--- begin ---
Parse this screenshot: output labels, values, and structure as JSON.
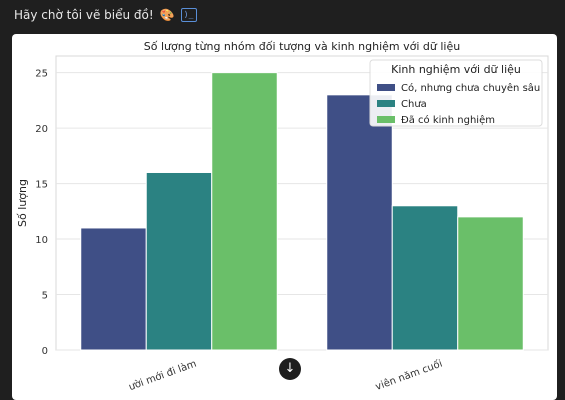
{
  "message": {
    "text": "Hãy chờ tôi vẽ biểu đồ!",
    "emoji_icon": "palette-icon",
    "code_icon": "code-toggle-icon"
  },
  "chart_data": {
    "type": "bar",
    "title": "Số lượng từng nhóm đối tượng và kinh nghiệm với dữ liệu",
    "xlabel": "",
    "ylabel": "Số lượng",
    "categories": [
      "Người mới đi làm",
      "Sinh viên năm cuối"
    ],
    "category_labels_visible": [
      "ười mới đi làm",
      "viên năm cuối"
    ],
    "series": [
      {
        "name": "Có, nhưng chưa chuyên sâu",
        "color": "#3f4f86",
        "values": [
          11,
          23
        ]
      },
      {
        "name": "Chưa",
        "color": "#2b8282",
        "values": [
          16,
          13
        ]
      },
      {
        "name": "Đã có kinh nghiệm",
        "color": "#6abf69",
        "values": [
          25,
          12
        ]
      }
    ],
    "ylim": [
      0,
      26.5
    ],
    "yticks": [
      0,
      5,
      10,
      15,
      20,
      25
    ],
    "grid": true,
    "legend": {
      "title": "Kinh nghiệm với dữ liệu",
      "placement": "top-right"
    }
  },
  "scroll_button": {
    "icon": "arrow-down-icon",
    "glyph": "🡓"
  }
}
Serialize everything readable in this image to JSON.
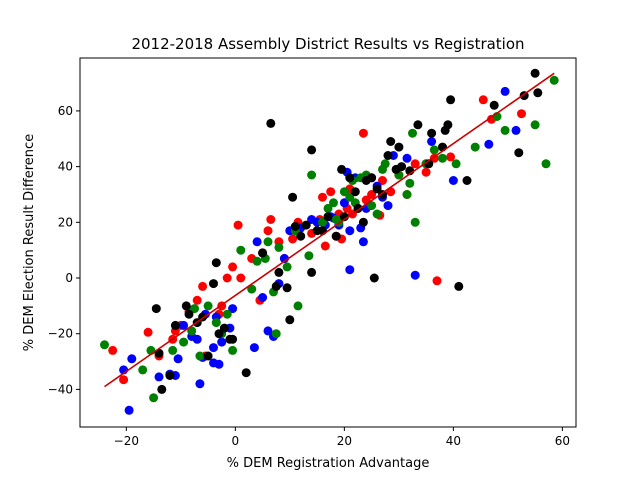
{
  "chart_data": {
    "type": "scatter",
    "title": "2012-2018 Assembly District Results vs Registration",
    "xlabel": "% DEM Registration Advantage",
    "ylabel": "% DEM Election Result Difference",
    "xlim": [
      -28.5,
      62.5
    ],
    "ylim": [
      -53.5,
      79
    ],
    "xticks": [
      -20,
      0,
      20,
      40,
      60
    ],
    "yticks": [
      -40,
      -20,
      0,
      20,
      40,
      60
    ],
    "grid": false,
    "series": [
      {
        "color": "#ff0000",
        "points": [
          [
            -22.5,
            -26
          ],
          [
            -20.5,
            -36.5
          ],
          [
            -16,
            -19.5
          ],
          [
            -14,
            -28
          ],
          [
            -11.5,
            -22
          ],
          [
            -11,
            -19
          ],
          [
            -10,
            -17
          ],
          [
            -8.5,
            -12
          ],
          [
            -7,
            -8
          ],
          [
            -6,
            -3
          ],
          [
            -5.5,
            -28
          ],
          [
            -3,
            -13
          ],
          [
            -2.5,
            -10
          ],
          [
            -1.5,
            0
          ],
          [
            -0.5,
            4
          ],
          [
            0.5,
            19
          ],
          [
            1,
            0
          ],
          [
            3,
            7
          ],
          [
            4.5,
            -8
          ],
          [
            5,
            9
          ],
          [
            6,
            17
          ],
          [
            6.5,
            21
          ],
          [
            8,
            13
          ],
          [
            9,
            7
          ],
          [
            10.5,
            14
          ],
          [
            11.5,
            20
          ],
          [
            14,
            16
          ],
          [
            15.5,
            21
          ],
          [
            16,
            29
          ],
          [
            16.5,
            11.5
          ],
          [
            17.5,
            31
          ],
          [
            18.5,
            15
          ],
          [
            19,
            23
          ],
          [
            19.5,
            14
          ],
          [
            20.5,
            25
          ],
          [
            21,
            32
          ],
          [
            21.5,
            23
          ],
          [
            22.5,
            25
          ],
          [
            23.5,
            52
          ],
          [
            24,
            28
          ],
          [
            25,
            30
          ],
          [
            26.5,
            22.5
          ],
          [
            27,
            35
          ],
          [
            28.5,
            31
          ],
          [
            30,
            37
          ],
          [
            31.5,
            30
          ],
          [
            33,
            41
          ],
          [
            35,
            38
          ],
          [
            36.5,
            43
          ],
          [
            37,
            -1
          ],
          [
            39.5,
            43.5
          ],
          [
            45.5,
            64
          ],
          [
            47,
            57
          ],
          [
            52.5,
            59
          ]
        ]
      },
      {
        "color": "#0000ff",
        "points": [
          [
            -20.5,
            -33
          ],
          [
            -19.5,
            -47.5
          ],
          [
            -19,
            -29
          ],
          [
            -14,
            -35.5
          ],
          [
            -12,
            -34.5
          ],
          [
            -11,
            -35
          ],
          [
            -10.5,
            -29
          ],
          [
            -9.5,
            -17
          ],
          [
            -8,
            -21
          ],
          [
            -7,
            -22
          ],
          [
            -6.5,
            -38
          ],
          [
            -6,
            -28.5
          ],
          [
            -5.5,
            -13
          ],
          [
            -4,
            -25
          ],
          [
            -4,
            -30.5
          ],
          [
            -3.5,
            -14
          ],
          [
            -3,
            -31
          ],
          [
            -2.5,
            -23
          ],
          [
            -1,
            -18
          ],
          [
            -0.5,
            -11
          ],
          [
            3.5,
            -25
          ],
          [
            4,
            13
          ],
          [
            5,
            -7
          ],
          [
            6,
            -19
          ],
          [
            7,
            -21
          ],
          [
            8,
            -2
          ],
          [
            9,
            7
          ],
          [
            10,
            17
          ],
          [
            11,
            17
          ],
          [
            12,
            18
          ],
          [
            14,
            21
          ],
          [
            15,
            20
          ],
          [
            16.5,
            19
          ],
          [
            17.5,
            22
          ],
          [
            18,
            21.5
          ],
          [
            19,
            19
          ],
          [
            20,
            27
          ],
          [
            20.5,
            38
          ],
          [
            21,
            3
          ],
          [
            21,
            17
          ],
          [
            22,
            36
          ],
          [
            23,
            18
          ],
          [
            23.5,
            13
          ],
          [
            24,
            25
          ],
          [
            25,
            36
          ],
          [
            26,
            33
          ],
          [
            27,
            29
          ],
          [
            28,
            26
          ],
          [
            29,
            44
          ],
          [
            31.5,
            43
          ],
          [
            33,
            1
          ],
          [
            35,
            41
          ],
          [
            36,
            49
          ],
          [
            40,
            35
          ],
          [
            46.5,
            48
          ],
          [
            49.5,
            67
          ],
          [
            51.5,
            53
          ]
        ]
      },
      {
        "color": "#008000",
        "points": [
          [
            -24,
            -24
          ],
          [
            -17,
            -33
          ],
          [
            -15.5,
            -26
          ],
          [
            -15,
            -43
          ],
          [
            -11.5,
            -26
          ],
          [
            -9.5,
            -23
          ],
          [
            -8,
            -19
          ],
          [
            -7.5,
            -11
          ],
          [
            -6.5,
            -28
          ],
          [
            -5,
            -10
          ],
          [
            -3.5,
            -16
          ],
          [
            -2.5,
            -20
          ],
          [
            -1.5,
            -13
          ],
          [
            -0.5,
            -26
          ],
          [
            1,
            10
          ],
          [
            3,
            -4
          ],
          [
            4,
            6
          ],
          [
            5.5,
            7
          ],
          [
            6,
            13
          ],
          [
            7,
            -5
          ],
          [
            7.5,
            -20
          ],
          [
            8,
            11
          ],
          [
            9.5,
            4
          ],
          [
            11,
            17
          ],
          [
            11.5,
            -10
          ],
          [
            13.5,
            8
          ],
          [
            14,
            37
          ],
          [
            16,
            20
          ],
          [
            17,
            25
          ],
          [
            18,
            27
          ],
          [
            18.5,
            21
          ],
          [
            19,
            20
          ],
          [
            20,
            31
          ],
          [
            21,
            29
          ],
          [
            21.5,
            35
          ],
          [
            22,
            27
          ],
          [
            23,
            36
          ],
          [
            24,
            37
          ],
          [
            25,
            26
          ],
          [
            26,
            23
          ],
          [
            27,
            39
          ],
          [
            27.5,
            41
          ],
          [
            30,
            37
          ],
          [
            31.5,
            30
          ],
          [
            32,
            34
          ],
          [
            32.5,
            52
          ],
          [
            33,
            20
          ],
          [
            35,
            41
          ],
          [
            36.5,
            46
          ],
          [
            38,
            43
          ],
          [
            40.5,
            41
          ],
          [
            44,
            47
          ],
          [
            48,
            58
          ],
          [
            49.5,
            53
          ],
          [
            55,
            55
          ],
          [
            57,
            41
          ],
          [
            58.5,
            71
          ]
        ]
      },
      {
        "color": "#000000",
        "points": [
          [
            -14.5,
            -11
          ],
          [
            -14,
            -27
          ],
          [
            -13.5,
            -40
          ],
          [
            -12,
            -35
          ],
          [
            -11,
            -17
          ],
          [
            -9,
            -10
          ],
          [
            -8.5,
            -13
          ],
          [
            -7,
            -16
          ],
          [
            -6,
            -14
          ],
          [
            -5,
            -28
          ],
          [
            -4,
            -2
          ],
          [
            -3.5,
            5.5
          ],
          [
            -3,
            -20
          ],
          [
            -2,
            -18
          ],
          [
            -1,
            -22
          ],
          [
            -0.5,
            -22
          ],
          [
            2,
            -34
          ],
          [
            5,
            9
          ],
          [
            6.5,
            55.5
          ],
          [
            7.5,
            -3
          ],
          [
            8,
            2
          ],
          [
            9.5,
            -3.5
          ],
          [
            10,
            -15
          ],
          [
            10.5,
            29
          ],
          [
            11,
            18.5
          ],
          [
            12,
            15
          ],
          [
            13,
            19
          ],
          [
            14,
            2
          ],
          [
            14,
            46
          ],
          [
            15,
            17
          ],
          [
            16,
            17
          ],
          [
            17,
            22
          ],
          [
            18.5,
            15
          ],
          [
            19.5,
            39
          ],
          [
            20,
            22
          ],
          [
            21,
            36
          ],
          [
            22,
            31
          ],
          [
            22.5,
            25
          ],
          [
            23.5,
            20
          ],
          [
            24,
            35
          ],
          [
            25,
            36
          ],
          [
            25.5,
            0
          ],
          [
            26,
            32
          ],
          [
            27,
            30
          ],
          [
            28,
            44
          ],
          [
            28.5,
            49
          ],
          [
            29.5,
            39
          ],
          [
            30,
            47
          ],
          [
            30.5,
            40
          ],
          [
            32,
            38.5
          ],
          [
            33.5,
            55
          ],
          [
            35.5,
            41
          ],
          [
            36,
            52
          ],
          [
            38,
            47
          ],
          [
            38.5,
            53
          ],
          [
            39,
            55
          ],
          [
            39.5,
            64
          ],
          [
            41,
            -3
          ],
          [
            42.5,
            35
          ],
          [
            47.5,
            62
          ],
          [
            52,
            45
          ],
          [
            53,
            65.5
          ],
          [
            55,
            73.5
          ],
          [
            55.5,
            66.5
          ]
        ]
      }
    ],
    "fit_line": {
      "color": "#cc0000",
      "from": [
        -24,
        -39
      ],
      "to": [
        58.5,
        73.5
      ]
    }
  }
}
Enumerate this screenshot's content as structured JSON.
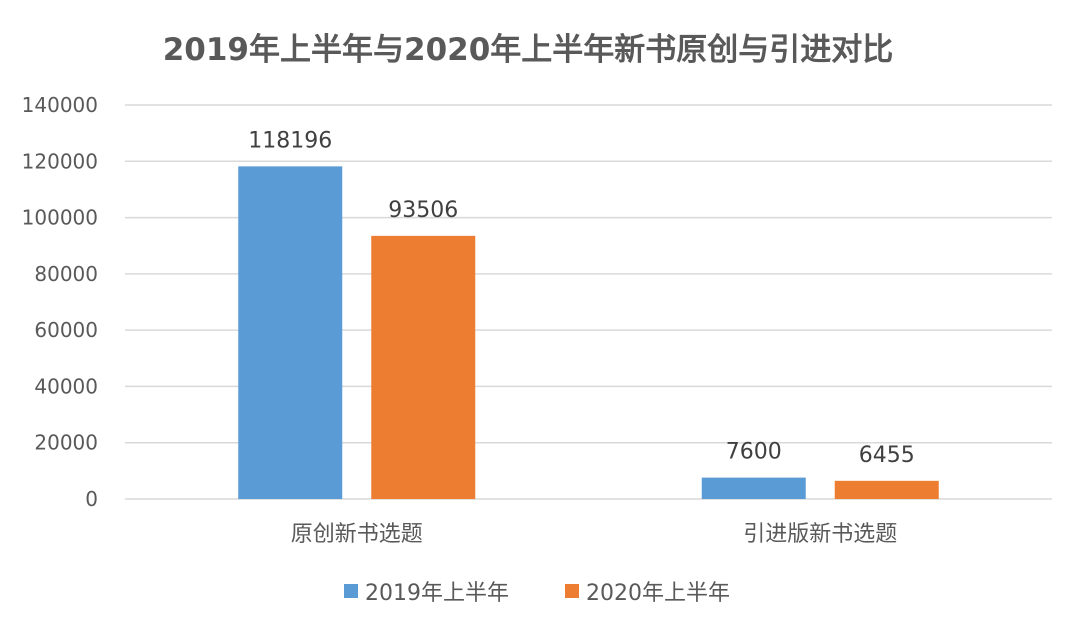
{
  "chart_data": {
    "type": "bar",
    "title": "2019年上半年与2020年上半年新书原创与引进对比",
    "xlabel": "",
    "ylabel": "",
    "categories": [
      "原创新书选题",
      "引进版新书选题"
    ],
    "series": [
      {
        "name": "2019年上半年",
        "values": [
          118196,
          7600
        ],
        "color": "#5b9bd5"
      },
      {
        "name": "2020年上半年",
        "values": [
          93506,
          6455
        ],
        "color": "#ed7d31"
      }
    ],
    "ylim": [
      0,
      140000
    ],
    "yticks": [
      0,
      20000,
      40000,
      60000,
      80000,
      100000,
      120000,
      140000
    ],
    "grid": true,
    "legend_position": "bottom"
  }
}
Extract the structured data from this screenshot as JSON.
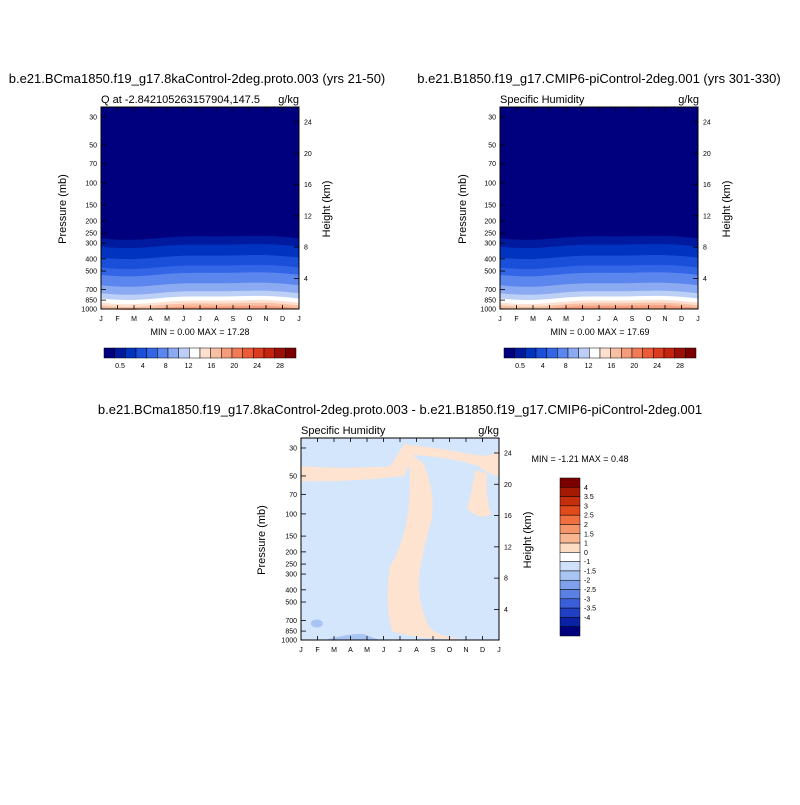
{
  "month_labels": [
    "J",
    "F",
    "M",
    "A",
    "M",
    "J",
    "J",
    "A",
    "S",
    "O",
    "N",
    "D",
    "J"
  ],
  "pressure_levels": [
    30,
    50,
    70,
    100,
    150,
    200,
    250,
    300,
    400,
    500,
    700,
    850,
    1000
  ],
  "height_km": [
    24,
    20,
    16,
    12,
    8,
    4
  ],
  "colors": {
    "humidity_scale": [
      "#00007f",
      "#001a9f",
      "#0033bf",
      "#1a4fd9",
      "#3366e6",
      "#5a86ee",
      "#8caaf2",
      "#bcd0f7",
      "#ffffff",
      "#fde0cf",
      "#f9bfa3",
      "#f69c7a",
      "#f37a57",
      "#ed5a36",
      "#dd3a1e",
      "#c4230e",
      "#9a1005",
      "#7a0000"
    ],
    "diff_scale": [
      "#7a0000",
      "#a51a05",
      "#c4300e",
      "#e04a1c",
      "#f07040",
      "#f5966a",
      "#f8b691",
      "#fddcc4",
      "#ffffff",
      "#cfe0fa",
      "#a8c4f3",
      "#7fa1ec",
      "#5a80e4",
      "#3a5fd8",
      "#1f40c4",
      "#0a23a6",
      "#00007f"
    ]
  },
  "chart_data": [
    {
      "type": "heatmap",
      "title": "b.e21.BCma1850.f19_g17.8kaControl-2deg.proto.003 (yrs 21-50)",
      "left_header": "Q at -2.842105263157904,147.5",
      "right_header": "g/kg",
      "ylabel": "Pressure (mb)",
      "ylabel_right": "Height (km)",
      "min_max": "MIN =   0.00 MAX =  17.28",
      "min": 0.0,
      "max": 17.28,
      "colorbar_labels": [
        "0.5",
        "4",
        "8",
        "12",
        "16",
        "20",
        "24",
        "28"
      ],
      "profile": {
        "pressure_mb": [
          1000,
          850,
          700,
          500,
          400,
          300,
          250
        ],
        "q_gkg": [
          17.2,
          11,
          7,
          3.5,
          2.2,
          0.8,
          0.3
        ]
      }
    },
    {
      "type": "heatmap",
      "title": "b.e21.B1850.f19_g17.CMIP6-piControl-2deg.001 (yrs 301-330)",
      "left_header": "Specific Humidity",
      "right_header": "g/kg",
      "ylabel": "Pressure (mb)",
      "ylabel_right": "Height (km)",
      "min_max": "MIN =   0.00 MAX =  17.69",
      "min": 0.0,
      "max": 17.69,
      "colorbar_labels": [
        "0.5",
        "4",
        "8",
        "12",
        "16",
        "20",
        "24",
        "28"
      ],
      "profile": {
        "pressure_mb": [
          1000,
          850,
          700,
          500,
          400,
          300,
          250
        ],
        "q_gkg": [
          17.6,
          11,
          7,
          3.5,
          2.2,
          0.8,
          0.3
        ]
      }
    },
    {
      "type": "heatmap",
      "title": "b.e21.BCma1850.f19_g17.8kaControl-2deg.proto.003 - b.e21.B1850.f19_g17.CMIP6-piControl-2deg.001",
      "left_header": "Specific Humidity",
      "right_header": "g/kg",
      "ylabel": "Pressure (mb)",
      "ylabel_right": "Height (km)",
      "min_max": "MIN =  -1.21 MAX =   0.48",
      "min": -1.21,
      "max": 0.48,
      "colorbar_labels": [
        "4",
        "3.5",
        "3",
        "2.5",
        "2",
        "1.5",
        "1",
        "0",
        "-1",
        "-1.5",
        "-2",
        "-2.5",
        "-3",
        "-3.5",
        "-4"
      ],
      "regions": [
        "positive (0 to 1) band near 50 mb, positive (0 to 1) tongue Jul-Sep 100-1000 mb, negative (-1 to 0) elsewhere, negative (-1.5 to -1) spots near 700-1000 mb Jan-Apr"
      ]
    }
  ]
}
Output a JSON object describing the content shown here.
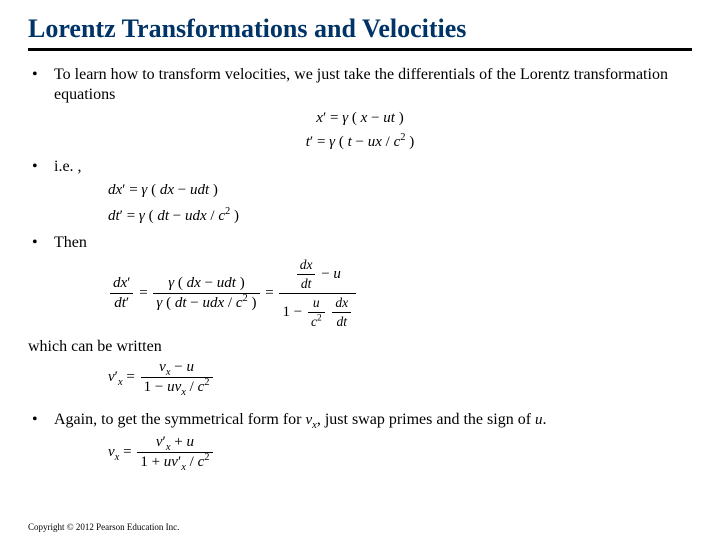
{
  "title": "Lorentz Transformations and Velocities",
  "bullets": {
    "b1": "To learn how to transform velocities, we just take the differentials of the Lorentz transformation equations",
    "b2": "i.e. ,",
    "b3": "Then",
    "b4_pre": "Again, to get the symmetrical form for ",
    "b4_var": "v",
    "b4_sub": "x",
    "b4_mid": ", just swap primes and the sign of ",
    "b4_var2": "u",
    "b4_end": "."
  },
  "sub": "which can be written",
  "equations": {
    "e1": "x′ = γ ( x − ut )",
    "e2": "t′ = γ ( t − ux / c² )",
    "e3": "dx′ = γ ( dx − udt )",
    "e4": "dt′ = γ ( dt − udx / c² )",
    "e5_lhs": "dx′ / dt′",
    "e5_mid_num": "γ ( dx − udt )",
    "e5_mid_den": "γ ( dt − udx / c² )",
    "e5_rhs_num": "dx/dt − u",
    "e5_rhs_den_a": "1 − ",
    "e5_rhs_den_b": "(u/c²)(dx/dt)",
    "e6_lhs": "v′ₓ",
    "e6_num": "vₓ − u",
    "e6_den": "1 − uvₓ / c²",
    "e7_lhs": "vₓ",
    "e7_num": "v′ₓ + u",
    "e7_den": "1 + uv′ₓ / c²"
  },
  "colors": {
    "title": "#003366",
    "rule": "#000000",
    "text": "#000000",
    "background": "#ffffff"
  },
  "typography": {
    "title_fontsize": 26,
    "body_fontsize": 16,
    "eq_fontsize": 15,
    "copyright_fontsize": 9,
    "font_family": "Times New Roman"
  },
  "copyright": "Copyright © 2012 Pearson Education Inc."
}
--- end ---
■ EXERCISE TASK:
From the entries above, copy every line that holds the word "piControl".

■ IN RESPONSE:
      "title": "b.e21.B1850.f19_g17.CMIP6-piControl-2deg.001 (yrs 301-330)",
      "title": "b.e21.BCma1850.f19_g17.8kaControl-2deg.proto.003 - b.e21.B1850.f19_g17.CMIP6-piControl-2deg.001",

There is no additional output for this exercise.